**Your goal**:
From the listing below, pull out all lines with "subtitle" in them.

**Dataset entries**:
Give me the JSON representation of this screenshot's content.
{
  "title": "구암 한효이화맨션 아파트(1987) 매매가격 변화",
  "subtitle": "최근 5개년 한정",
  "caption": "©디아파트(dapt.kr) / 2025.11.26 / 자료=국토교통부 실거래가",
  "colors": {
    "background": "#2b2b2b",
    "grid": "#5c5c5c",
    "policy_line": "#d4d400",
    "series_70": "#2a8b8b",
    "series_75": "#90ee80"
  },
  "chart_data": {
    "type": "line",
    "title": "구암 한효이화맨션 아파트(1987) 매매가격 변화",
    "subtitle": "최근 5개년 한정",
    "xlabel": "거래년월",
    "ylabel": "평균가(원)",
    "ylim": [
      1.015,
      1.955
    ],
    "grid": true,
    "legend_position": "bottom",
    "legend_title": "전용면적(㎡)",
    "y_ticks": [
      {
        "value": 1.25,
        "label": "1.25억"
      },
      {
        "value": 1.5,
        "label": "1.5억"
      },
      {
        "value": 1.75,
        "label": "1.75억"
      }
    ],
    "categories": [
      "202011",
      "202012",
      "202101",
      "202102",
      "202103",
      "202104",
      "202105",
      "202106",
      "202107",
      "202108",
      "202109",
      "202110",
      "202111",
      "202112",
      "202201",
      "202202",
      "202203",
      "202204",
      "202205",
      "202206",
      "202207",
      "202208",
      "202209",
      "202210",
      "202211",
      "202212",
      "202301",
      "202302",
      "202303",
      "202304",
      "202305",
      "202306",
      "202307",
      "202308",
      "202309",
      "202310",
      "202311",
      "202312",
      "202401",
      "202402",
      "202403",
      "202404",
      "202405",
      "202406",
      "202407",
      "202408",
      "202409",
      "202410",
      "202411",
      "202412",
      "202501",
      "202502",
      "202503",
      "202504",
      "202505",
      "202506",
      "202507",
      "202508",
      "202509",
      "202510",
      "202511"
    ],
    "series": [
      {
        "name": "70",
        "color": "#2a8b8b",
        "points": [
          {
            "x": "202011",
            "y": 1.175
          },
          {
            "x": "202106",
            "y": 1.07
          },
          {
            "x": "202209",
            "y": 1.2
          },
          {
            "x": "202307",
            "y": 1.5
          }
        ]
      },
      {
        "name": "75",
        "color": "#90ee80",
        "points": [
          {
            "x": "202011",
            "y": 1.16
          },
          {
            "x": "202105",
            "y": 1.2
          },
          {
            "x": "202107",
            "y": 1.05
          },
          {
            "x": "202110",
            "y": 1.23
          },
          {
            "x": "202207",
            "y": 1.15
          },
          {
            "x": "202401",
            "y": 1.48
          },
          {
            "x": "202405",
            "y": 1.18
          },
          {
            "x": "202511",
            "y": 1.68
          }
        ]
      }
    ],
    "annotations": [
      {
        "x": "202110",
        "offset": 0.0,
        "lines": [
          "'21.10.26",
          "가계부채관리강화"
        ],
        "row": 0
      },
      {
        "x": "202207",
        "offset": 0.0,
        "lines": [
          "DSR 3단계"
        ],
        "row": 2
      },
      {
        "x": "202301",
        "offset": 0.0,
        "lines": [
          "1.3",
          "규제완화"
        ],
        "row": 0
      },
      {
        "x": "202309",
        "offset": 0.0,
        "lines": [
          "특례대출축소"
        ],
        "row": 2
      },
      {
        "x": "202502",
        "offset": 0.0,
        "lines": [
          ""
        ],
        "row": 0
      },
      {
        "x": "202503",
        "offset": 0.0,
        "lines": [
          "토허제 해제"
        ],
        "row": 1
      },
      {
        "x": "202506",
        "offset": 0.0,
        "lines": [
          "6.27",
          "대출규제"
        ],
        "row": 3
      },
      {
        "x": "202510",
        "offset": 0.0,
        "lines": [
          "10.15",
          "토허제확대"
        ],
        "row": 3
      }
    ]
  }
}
--
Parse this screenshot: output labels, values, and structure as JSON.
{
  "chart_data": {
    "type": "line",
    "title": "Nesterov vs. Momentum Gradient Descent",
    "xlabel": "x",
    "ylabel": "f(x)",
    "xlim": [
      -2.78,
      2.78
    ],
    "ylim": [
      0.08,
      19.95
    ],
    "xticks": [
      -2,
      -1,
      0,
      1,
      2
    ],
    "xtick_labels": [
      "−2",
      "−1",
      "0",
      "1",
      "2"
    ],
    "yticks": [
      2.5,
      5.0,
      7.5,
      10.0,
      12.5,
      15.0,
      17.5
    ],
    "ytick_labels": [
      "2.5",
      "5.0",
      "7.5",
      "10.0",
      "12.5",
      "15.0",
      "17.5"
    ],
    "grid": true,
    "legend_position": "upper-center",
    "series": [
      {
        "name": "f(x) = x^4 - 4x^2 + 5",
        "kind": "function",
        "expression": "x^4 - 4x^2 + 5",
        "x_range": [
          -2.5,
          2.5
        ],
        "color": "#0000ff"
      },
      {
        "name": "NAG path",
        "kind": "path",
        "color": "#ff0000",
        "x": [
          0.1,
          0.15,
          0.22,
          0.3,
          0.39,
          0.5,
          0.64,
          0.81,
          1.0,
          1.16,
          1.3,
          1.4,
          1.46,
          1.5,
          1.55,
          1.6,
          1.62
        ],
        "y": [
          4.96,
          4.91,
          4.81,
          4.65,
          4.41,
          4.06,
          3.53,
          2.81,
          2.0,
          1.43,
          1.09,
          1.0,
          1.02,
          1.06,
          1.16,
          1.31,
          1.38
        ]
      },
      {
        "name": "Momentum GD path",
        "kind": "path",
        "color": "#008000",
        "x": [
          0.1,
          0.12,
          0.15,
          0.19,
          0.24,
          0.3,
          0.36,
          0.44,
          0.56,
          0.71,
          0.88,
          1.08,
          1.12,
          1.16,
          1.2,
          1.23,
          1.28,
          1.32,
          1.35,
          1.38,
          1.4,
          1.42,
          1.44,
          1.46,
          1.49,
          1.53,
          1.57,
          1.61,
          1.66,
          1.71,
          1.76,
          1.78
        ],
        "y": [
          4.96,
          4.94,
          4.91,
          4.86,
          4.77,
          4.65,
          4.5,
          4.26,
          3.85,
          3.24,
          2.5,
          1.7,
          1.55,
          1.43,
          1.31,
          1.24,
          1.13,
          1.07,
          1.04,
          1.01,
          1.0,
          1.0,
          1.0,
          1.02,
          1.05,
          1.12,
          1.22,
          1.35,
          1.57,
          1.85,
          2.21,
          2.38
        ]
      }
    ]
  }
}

**Task solution**:
  "subtitle": "최근 5개년 한정",
    "subtitle": "최근 5개년 한정",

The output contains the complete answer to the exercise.